◆ Short problem ◆
In the stretch from the start of the records through the line containing "manage-description: Gerencie as", swap "Removidos" for "Arquivados" and give those lines back with everything else unchanged.

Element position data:
========================================================================

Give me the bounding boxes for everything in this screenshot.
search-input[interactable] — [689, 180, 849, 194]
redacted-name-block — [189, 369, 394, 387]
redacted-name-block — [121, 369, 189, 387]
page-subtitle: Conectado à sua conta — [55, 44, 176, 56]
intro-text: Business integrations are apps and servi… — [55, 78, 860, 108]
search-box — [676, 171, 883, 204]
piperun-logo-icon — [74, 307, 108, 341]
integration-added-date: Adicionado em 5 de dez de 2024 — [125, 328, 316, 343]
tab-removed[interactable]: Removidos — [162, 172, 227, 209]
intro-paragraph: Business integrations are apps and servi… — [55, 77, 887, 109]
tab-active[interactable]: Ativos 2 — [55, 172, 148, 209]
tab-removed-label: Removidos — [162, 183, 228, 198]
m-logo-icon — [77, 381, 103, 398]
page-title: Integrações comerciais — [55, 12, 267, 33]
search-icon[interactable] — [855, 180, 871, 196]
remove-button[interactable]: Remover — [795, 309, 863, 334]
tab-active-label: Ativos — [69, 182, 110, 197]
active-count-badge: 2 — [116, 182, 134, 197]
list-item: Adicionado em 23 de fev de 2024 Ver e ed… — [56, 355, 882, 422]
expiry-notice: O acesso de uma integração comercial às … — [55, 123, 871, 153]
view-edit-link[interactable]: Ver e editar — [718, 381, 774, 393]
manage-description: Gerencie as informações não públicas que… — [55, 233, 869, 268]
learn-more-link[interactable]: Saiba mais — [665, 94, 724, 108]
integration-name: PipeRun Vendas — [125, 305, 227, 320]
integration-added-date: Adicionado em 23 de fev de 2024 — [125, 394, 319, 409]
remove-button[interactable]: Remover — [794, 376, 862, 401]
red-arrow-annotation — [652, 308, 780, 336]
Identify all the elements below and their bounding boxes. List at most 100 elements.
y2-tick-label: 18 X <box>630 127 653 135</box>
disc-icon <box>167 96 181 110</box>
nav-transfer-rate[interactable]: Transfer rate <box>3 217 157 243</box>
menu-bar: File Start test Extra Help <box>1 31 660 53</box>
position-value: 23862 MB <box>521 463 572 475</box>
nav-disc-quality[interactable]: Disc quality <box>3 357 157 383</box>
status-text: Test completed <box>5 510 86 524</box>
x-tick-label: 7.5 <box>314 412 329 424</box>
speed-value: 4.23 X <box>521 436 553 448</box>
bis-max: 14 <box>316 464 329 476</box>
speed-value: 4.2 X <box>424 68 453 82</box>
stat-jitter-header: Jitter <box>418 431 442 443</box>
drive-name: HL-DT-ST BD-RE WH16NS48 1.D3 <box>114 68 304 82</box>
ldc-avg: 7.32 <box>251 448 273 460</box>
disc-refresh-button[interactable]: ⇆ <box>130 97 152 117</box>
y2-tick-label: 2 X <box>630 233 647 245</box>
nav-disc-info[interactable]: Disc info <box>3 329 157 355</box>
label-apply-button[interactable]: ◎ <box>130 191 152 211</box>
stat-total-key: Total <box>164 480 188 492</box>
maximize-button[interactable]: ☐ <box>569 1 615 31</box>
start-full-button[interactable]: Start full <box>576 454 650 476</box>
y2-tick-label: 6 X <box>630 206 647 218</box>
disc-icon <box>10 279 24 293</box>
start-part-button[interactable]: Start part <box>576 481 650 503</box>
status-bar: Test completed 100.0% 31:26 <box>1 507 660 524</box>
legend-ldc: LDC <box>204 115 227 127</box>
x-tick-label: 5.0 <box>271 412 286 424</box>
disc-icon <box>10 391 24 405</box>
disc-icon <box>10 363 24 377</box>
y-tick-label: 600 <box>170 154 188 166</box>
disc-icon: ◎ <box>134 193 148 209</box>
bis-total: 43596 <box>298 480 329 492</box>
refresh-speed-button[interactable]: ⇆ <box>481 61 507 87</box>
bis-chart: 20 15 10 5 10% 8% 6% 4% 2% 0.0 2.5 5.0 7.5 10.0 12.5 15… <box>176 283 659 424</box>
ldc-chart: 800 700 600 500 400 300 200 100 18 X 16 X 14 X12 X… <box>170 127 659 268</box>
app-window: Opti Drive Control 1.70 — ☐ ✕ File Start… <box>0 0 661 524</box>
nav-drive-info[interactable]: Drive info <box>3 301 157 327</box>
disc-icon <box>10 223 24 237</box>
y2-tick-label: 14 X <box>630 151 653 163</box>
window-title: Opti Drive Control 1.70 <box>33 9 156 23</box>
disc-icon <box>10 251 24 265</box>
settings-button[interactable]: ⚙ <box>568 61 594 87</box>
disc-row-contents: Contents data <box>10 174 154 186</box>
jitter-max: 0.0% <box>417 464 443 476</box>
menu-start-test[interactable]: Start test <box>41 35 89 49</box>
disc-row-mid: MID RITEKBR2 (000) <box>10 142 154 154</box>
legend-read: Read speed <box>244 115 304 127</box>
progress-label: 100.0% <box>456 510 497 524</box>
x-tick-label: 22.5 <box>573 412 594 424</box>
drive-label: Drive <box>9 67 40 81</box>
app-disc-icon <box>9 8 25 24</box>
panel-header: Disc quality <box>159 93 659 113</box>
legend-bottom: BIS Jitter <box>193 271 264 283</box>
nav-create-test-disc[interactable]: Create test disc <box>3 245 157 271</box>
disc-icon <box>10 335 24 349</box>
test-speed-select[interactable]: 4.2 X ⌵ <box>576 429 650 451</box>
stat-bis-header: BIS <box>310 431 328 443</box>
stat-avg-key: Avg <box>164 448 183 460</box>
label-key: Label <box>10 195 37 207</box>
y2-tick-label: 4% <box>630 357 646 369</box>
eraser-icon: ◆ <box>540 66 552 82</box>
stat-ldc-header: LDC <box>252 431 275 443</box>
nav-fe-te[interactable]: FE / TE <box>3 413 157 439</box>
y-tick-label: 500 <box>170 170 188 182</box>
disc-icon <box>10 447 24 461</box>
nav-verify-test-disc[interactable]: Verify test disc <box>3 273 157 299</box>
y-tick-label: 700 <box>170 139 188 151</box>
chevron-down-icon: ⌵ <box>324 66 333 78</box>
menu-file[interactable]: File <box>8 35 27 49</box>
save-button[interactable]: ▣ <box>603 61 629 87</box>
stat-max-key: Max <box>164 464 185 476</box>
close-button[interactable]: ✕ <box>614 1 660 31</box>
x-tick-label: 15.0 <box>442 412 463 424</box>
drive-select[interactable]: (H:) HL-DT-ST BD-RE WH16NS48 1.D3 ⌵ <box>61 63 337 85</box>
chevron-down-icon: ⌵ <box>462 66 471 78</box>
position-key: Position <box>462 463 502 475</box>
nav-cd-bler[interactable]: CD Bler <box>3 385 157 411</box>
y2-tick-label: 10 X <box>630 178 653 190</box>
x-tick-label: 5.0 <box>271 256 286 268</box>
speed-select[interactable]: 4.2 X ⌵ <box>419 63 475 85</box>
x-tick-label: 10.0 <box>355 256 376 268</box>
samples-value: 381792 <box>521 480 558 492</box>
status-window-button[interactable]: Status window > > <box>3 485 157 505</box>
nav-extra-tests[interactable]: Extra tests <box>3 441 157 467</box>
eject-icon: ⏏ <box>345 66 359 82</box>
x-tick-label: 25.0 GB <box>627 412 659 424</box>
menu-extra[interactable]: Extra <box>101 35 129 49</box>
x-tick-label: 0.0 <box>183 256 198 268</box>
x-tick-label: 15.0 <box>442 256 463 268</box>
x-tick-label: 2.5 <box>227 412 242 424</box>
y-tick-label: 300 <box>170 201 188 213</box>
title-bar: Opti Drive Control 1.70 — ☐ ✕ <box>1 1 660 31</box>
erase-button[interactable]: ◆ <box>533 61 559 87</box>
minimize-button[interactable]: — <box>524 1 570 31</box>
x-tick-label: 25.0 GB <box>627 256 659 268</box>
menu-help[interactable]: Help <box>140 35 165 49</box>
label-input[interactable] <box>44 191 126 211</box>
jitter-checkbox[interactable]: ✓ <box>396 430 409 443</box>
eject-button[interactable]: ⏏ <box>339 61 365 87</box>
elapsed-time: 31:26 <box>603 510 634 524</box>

========================================================================

◆ The completed task ◆
Give me the bounding boxes for everything in this screenshot.
search-input[interactable] — [689, 180, 849, 194]
redacted-name-block — [189, 369, 394, 387]
redacted-name-block — [121, 369, 189, 387]
page-subtitle: Conectado à sua conta — [55, 44, 176, 56]
intro-text: Business integrations are apps and servi… — [55, 78, 860, 108]
search-box — [676, 171, 883, 204]
piperun-logo-icon — [74, 307, 108, 341]
integration-added-date: Adicionado em 5 de dez de 2024 — [125, 328, 316, 343]
tab-removed[interactable]: Arquivados — [162, 172, 227, 209]
intro-paragraph: Business integrations are apps and servi… — [55, 77, 887, 109]
tab-active[interactable]: Ativos 2 — [55, 172, 148, 209]
tab-removed-label: Arquivados — [162, 183, 228, 198]
m-logo-icon — [77, 381, 103, 398]
page-title: Integrações comerciais — [55, 12, 267, 33]
search-icon[interactable] — [855, 180, 871, 196]
remove-button[interactable]: Remover — [795, 309, 863, 334]
tab-active-label: Ativos — [69, 182, 110, 197]
active-count-badge: 2 — [116, 182, 134, 197]
list-item: Adicionado em 23 de fev de 2024 Ver e ed… — [56, 355, 882, 422]
expiry-notice: O acesso de uma integração comercial às … — [55, 123, 871, 153]
view-edit-link[interactable]: Ver e editar — [718, 381, 774, 393]
manage-description: Gerencie as informações não públicas que… — [55, 233, 869, 268]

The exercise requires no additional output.